— BEGIN —
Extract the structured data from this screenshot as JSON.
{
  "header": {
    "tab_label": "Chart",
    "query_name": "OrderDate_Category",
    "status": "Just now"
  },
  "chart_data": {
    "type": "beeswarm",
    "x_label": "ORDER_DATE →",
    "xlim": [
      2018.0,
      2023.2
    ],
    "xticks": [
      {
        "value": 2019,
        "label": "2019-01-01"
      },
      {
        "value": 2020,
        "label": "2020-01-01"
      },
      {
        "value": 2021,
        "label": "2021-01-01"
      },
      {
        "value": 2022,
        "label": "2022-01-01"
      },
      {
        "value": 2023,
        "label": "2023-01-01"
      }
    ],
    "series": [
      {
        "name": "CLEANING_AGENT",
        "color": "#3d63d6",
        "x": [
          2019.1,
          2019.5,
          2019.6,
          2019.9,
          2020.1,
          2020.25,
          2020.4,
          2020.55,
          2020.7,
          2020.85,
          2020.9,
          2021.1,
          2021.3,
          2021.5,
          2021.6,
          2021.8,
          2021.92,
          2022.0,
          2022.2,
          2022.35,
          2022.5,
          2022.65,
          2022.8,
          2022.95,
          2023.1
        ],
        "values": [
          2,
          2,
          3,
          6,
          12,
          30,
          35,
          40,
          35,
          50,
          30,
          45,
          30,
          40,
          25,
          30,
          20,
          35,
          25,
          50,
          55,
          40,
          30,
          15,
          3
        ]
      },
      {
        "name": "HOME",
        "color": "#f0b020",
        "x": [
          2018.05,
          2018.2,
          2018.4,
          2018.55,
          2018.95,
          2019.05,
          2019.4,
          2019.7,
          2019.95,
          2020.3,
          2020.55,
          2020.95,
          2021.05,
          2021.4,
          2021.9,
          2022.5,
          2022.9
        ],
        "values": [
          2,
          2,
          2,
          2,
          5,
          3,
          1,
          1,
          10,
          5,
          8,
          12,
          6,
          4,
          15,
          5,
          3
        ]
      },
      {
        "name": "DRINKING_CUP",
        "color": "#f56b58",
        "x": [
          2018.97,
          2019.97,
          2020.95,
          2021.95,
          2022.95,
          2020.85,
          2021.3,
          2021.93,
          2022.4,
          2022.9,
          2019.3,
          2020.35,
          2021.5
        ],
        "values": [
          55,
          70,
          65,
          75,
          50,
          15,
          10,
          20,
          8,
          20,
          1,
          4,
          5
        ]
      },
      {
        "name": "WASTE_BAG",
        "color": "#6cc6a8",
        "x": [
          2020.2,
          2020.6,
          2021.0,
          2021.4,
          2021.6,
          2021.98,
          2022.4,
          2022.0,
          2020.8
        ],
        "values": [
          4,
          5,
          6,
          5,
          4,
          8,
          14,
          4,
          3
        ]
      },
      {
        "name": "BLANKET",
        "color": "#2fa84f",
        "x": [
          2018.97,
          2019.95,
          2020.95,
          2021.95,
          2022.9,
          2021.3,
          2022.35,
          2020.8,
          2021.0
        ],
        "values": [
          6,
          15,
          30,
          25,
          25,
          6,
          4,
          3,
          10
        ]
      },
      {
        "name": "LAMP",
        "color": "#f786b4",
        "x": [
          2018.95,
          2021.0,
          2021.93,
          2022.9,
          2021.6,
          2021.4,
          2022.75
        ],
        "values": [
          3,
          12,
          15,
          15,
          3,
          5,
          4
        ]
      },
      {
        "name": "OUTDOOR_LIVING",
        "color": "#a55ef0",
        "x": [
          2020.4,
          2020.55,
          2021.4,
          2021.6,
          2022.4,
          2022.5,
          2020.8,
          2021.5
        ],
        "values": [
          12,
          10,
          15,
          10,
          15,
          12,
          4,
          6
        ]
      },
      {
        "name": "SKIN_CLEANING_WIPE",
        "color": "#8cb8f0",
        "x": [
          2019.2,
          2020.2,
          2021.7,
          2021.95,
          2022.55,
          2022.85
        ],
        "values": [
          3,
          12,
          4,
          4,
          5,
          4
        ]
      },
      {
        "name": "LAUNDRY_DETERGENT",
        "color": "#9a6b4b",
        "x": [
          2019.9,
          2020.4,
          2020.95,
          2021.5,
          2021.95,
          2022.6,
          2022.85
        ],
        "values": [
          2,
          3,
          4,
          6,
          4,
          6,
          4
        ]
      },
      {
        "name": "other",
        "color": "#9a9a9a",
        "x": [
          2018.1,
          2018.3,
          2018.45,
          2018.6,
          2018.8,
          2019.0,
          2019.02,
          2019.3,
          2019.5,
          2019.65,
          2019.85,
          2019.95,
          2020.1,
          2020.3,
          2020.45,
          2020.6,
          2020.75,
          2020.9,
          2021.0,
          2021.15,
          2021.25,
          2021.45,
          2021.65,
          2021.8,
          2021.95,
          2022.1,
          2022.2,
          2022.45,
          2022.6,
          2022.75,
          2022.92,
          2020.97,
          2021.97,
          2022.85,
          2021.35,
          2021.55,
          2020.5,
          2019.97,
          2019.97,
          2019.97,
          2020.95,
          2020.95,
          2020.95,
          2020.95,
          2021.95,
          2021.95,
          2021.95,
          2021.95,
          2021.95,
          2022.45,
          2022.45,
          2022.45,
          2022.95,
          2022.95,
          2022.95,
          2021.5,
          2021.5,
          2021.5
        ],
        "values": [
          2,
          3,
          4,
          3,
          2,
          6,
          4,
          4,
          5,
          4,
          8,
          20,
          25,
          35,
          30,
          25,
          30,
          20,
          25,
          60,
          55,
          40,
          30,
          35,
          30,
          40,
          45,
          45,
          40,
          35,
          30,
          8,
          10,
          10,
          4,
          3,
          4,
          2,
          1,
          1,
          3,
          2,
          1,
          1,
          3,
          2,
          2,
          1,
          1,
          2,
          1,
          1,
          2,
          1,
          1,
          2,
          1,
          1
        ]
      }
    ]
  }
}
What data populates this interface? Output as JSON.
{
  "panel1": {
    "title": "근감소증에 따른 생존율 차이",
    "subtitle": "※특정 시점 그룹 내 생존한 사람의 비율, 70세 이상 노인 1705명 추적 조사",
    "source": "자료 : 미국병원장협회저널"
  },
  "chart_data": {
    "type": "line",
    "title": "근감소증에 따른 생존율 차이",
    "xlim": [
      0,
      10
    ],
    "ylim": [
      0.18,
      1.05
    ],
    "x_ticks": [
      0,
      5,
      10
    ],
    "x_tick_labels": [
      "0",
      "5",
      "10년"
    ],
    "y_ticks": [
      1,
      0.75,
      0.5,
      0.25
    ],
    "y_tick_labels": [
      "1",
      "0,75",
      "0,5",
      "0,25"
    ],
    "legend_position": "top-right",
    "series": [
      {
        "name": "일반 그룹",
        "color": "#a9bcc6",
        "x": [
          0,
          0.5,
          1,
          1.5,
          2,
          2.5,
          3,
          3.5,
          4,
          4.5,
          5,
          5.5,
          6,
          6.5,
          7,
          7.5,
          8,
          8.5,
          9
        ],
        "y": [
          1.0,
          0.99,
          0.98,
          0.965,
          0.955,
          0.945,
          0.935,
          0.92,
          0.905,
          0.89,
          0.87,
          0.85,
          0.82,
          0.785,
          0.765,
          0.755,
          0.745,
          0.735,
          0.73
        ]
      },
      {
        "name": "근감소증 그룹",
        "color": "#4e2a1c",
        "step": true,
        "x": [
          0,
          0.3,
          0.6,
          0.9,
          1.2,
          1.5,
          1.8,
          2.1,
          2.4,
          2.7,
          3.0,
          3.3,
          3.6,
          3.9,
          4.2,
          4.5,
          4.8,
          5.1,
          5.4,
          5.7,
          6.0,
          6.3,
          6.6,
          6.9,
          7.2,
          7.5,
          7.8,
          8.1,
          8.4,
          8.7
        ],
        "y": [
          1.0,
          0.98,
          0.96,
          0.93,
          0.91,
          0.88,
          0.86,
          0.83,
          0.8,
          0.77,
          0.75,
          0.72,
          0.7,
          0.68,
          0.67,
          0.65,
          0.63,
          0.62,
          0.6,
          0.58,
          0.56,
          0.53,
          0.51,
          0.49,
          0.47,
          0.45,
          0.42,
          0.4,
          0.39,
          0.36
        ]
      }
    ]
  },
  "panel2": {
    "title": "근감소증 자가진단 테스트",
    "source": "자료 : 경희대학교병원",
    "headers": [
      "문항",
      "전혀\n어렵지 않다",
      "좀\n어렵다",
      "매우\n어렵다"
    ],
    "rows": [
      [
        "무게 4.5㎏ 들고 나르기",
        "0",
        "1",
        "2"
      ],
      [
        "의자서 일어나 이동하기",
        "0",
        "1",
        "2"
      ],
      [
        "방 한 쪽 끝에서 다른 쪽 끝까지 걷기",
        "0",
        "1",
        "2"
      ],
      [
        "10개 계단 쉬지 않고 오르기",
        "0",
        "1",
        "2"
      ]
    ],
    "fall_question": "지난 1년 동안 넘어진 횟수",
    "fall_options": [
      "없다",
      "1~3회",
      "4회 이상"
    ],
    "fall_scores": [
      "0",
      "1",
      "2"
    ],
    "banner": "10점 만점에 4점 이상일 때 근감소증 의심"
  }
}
— END —
Among the entries above, how many lines hold the string "this"? Give the number by itself.

2